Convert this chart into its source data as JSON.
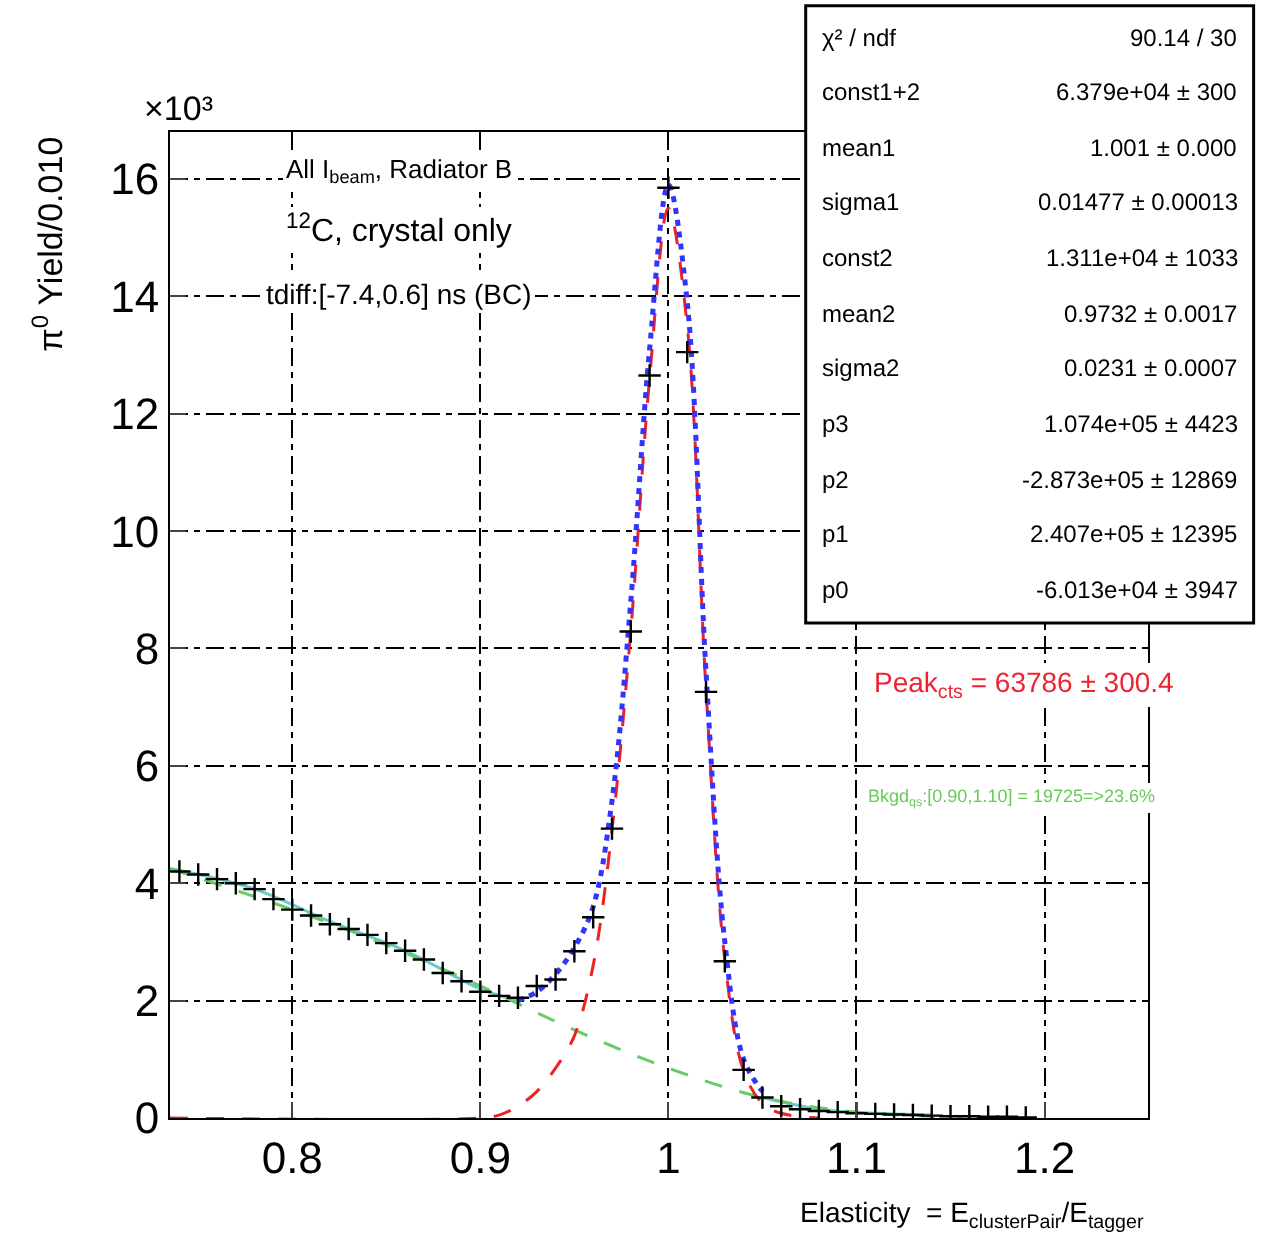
{
  "chart_data": {
    "type": "scatter",
    "xlabel": "Elasticity  = E$_{clusterPair}$/E$_{tagger}$",
    "ylabel": "π$^{0}$ Yield/0.010",
    "xlim": [
      0.735,
      1.255
    ],
    "xticks": [
      0.8,
      0.9,
      1,
      1.1,
      1.2
    ],
    "ylim": [
      0,
      16.8
    ],
    "yticks": [
      0,
      2,
      4,
      6,
      8,
      10,
      12,
      14,
      16
    ],
    "grid": true,
    "series": [
      {
        "type": "line",
        "color": "#66cccc",
        "line_style": "solid",
        "x": [
          0.735,
          0.78,
          0.82,
          0.86,
          0.9,
          0.92,
          0.98,
          1.05,
          1.08,
          1.1,
          1.14
        ],
        "values": [
          4.25,
          3.9,
          3.35,
          2.85,
          2.2,
          2.0,
          null,
          0.35,
          0.15,
          0.1,
          0.05
        ]
      },
      {
        "type": "line",
        "color": "#66cc66",
        "line_style": "dashed",
        "x": [
          0.735,
          0.8,
          0.85,
          0.9,
          0.95,
          1.0,
          1.05,
          1.1,
          1.15
        ],
        "values": [
          4.25,
          3.55,
          2.95,
          2.25,
          1.5,
          0.85,
          0.35,
          0.1,
          0.02
        ]
      },
      {
        "type": "line",
        "color": "#ee2222",
        "line_style": "dashed",
        "x": [
          0.735,
          0.9,
          0.91,
          0.92,
          0.93,
          0.94,
          0.95,
          0.96,
          0.97,
          0.98,
          0.99,
          1.0,
          1.01,
          1.02,
          1.03,
          1.04,
          1.05,
          1.06,
          1.08
        ],
        "values": [
          0,
          0,
          0.05,
          0.2,
          0.45,
          0.85,
          1.4,
          2.6,
          4.9,
          8.3,
          12.6,
          15.5,
          13.5,
          7.3,
          2.7,
          0.8,
          0.25,
          0.08,
          0
        ]
      },
      {
        "type": "line",
        "color": "#3333ff",
        "line_style": "dotted",
        "x": [
          0.92,
          0.93,
          0.94,
          0.95,
          0.96,
          0.97,
          0.98,
          0.99,
          1.0,
          1.01,
          1.02,
          1.03,
          1.04,
          1.05
        ],
        "values": [
          2.0,
          2.15,
          2.45,
          2.9,
          3.6,
          5.4,
          8.8,
          13.1,
          15.9,
          13.9,
          7.6,
          3.0,
          1.0,
          0.45
        ]
      },
      {
        "color": "#000000",
        "marker": "cross",
        "x": [
          0.74,
          0.75,
          0.76,
          0.77,
          0.78,
          0.79,
          0.8,
          0.81,
          0.82,
          0.83,
          0.84,
          0.85,
          0.86,
          0.87,
          0.88,
          0.89,
          0.9,
          0.91,
          0.92,
          0.93,
          0.94,
          0.95,
          0.96,
          0.97,
          0.98,
          0.99,
          1.0,
          1.01,
          1.02,
          1.03,
          1.04,
          1.05,
          1.06,
          1.07,
          1.08,
          1.09,
          1.1,
          1.11,
          1.12,
          1.13,
          1.14,
          1.15,
          1.16,
          1.17,
          1.18,
          1.19
        ],
        "values": [
          4.2,
          4.15,
          4.07,
          4.0,
          3.9,
          3.73,
          3.55,
          3.45,
          3.3,
          3.22,
          3.12,
          2.98,
          2.85,
          2.7,
          2.47,
          2.33,
          2.15,
          2.08,
          2.05,
          2.25,
          2.36,
          2.84,
          3.42,
          4.93,
          8.29,
          12.65,
          15.85,
          13.05,
          7.26,
          2.67,
          0.82,
          0.35,
          0.2,
          0.15,
          0.12,
          0.1,
          0.08,
          0.07,
          0.06,
          0.05,
          0.04,
          0.03,
          0.03,
          0.02,
          0.02,
          0.01
        ]
      }
    ],
    "annotations": [
      "×10³",
      "All I$_{beam}$, Radiator B",
      "$^{12}$C, crystal only",
      "tdiff:[-7.4,0.6] ns (BC)",
      "χ² / ndf",
      "90.14 / 30",
      "const1+2",
      "6.379e+04 ± 300",
      "mean1",
      "1.001 ± 0.000",
      "sigma1",
      "0.01477 ± 0.00013",
      "const2",
      "1.311e+04 ± 1033",
      "mean2",
      "0.9732 ± 0.0017",
      "sigma2",
      "0.0231 ± 0.0007",
      "p3",
      "1.074e+05 ± 4423",
      "p2",
      "-2.873e+05 ± 12869",
      "p1",
      "2.407e+05 ± 12395",
      "p0",
      "-6.013e+04 ± 3947",
      "Peak$_{cts}$ = 63786 ± 300.4",
      "Bkgd$_{qs}$:[0.90,1.10] = 19725=>23.6%"
    ]
  }
}
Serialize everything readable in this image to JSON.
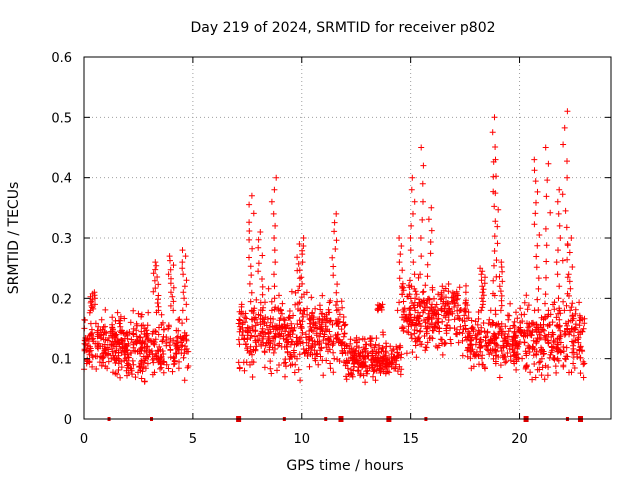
{
  "chart_data": {
    "type": "scatter",
    "title": "Day 219 of 2024, SRMTID for receiver p802",
    "xlabel": "GPS time / hours",
    "ylabel": "SRMTID / TECUs",
    "xlim": [
      0,
      24.2
    ],
    "ylim": [
      0,
      0.6
    ],
    "xticks": [
      0,
      5,
      10,
      15,
      20
    ],
    "yticks": [
      0,
      0.1,
      0.2,
      0.3,
      0.4,
      0.5,
      0.6
    ],
    "xtick_labels": [
      "0",
      "5",
      "10",
      "15",
      "20"
    ],
    "ytick_labels": [
      "0",
      "0.1",
      "0.2",
      "0.3",
      "0.4",
      "0.5",
      "0.6"
    ],
    "grid": true,
    "marker": "+",
    "color": "#ff0000",
    "segments": [
      {
        "x0": 0.0,
        "x1": 4.8,
        "base": 0.12,
        "spread": 0.05
      },
      {
        "x0": 7.1,
        "x1": 12.0,
        "base": 0.14,
        "spread": 0.06
      },
      {
        "x0": 12.0,
        "x1": 14.6,
        "base": 0.1,
        "spread": 0.035
      },
      {
        "x0": 14.6,
        "x1": 17.6,
        "base": 0.17,
        "spread": 0.06
      },
      {
        "x0": 17.6,
        "x1": 20.2,
        "base": 0.13,
        "spread": 0.05
      },
      {
        "x0": 20.2,
        "x1": 23.0,
        "base": 0.13,
        "spread": 0.06
      }
    ],
    "spikes": [
      {
        "x": 0.4,
        "y": 0.21
      },
      {
        "x": 3.3,
        "y": 0.26
      },
      {
        "x": 4.0,
        "y": 0.27
      },
      {
        "x": 4.6,
        "y": 0.28
      },
      {
        "x": 7.7,
        "y": 0.37
      },
      {
        "x": 8.1,
        "y": 0.31
      },
      {
        "x": 8.7,
        "y": 0.4
      },
      {
        "x": 9.9,
        "y": 0.29
      },
      {
        "x": 10.0,
        "y": 0.3
      },
      {
        "x": 11.5,
        "y": 0.34
      },
      {
        "x": 13.6,
        "y": 0.19
      },
      {
        "x": 14.5,
        "y": 0.3
      },
      {
        "x": 15.1,
        "y": 0.4
      },
      {
        "x": 15.5,
        "y": 0.45
      },
      {
        "x": 15.9,
        "y": 0.35
      },
      {
        "x": 16.5,
        "y": 0.22
      },
      {
        "x": 18.3,
        "y": 0.25
      },
      {
        "x": 18.8,
        "y": 0.5
      },
      {
        "x": 18.9,
        "y": 0.43
      },
      {
        "x": 19.2,
        "y": 0.26
      },
      {
        "x": 20.8,
        "y": 0.43
      },
      {
        "x": 21.3,
        "y": 0.45
      },
      {
        "x": 21.8,
        "y": 0.38
      },
      {
        "x": 22.1,
        "y": 0.51
      },
      {
        "x": 22.3,
        "y": 0.3
      }
    ],
    "axis_marks_small": [
      1.15,
      3.1,
      9.2,
      11.1,
      15.7,
      22.2
    ],
    "axis_marks_large": [
      7.1,
      11.8,
      14.0,
      20.3,
      22.8
    ]
  }
}
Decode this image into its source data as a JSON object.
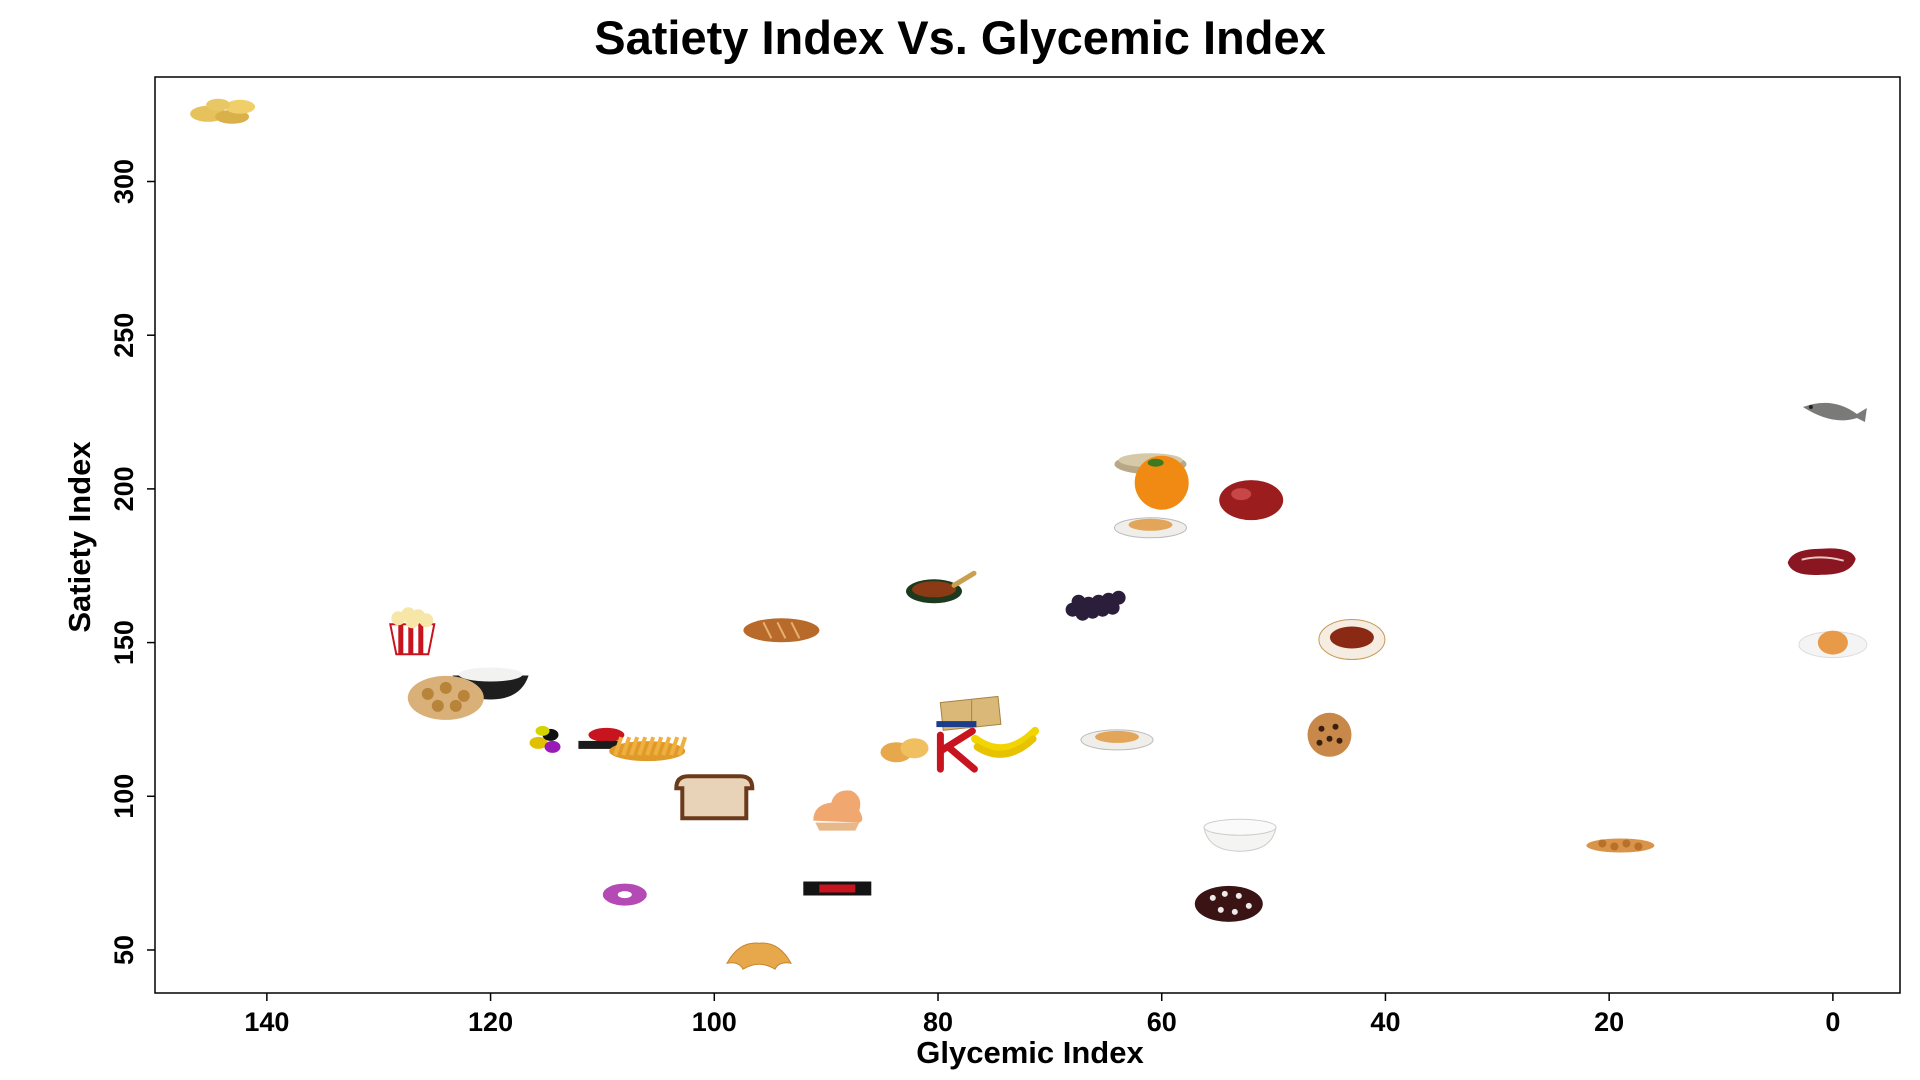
{
  "chart_data": {
    "type": "scatter",
    "title": "Satiety Index Vs. Glycemic Index",
    "xlabel": "Glycemic Index",
    "ylabel": "Satiety Index",
    "xlim": [
      150,
      -6
    ],
    "ylim": [
      36,
      334
    ],
    "x_reversed": true,
    "x_ticks": [
      140,
      120,
      100,
      80,
      60,
      40,
      20,
      0
    ],
    "y_ticks": [
      50,
      100,
      150,
      200,
      250,
      300
    ],
    "grid": false,
    "legend": "none",
    "marker_note": "points are drawn as food pictures",
    "points": [
      {
        "food": "potatoes",
        "icon": "potato-icon",
        "x": 144,
        "y": 323
      },
      {
        "food": "fish",
        "icon": "fish-icon",
        "x": 0,
        "y": 225
      },
      {
        "food": "oatmeal",
        "icon": "oatmeal-bowl-icon",
        "x": 61,
        "y": 209
      },
      {
        "food": "oranges",
        "icon": "orange-icon",
        "x": 60,
        "y": 202
      },
      {
        "food": "apples",
        "icon": "apple-icon",
        "x": 52,
        "y": 197
      },
      {
        "food": "brown pasta",
        "icon": "pasta-plate-icon",
        "x": 61,
        "y": 188
      },
      {
        "food": "beef steak",
        "icon": "steak-icon",
        "x": 1,
        "y": 176
      },
      {
        "food": "baked beans",
        "icon": "baked-beans-pan-icon",
        "x": 80,
        "y": 168
      },
      {
        "food": "grapes",
        "icon": "grapes-icon",
        "x": 66,
        "y": 162
      },
      {
        "food": "popcorn",
        "icon": "popcorn-icon",
        "x": 127,
        "y": 154
      },
      {
        "food": "brown bread",
        "icon": "bread-loaf-icon",
        "x": 94,
        "y": 154
      },
      {
        "food": "All-Bran",
        "icon": "all-bran-icon",
        "x": 43,
        "y": 151
      },
      {
        "food": "eggs",
        "icon": "egg-icon",
        "x": 0,
        "y": 150
      },
      {
        "food": "white rice",
        "icon": "rice-bowl-icon",
        "x": 120,
        "y": 138
      },
      {
        "food": "crackers",
        "icon": "crackers-icon",
        "x": 77,
        "y": 127
      },
      {
        "food": "Honeysmacks",
        "icon": "cereal-icon",
        "x": 124,
        "y": 132
      },
      {
        "food": "jelly beans",
        "icon": "jelly-beans-icon",
        "x": 115,
        "y": 118
      },
      {
        "food": "Cornflakes",
        "icon": "corn-flakes-icon",
        "x": 110,
        "y": 118
      },
      {
        "food": "french fries",
        "icon": "french-fries-icon",
        "x": 106,
        "y": 116
      },
      {
        "food": "potato chips",
        "icon": "potato-chips-icon",
        "x": 83,
        "y": 115
      },
      {
        "food": "Special K",
        "icon": "special-k-icon",
        "x": 78,
        "y": 116
      },
      {
        "food": "bananas",
        "icon": "banana-icon",
        "x": 74,
        "y": 118
      },
      {
        "food": "white pasta",
        "icon": "pasta-plate-icon",
        "x": 64,
        "y": 119
      },
      {
        "food": "cookies",
        "icon": "cookie-icon",
        "x": 45,
        "y": 120
      },
      {
        "food": "white bread",
        "icon": "bread-slice-icon",
        "x": 100,
        "y": 100
      },
      {
        "food": "ice cream",
        "icon": "ice-cream-icon",
        "x": 89,
        "y": 96
      },
      {
        "food": "yogurt",
        "icon": "yogurt-icon",
        "x": 53,
        "y": 88
      },
      {
        "food": "peanuts",
        "icon": "peanuts-icon",
        "x": 19,
        "y": 84
      },
      {
        "food": "doughnuts",
        "icon": "doughnut-icon",
        "x": 108,
        "y": 68
      },
      {
        "food": "Mars bar",
        "icon": "mars-bar-icon",
        "x": 89,
        "y": 70
      },
      {
        "food": "cake",
        "icon": "cake-icon",
        "x": 54,
        "y": 65
      },
      {
        "food": "croissant",
        "icon": "croissant-icon",
        "x": 96,
        "y": 47
      }
    ]
  },
  "colors": {
    "axis": "#000000",
    "background": "#ffffff"
  }
}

-----

Count how many lines include the string "bowl". Nothing but the number is needed.

2